**RECORDS SHOWN**
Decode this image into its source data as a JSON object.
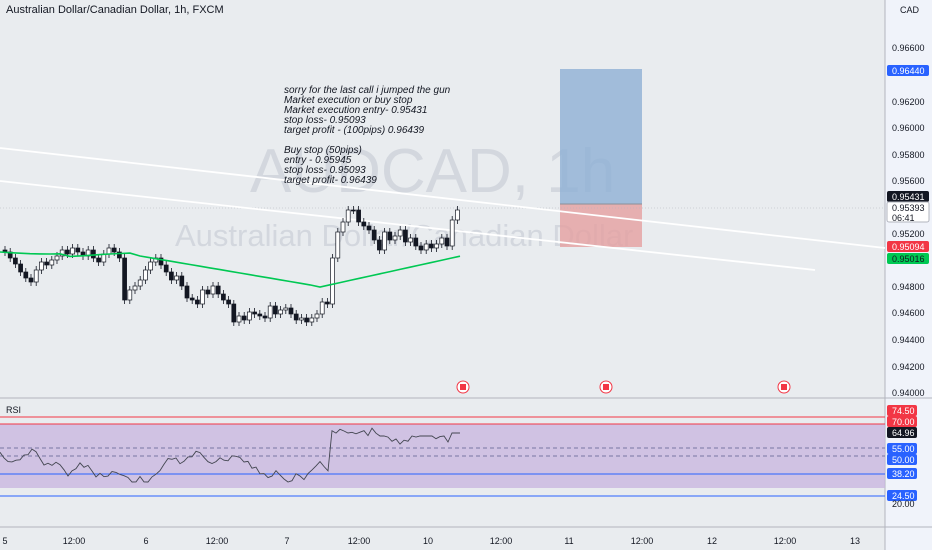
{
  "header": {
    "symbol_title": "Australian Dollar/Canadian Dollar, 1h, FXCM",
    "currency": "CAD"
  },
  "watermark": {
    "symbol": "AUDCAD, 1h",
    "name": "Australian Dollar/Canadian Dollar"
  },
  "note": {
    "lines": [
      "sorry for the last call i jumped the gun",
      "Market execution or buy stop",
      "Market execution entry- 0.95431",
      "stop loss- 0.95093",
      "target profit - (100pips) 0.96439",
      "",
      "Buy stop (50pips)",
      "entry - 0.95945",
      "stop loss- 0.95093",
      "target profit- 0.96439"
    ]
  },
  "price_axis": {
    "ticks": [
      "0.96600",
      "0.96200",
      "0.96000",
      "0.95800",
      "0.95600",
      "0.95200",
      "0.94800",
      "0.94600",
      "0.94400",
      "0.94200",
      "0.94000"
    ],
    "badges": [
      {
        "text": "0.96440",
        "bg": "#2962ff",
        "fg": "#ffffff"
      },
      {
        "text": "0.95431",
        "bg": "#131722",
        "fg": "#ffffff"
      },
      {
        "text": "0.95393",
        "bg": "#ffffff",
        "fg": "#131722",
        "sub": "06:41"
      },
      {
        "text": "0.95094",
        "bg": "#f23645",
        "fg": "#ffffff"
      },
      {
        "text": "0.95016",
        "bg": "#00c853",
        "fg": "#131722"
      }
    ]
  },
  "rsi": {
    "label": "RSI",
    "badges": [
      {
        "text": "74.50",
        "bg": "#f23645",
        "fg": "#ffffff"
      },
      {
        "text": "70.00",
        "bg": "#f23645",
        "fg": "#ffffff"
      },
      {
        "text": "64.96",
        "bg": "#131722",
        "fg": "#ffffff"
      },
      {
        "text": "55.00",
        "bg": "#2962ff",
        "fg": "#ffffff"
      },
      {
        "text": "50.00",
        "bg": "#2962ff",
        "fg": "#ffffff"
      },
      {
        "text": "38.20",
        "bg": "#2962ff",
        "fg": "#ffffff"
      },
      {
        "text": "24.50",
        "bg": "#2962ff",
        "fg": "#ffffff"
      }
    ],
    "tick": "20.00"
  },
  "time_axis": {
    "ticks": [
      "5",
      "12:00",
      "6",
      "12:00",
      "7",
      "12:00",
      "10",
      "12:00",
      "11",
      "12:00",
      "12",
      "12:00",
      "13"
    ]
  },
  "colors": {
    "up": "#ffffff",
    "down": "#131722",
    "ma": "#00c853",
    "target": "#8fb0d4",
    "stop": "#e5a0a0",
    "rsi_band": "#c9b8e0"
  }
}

**TASK STATEMENT**
Copy out every line of the material above that mentions the word "target".

**OUTPUT**
      "target profit - (100pips) 0.96439",
      "target profit- 0.96439"
    "target": "#8fb0d4",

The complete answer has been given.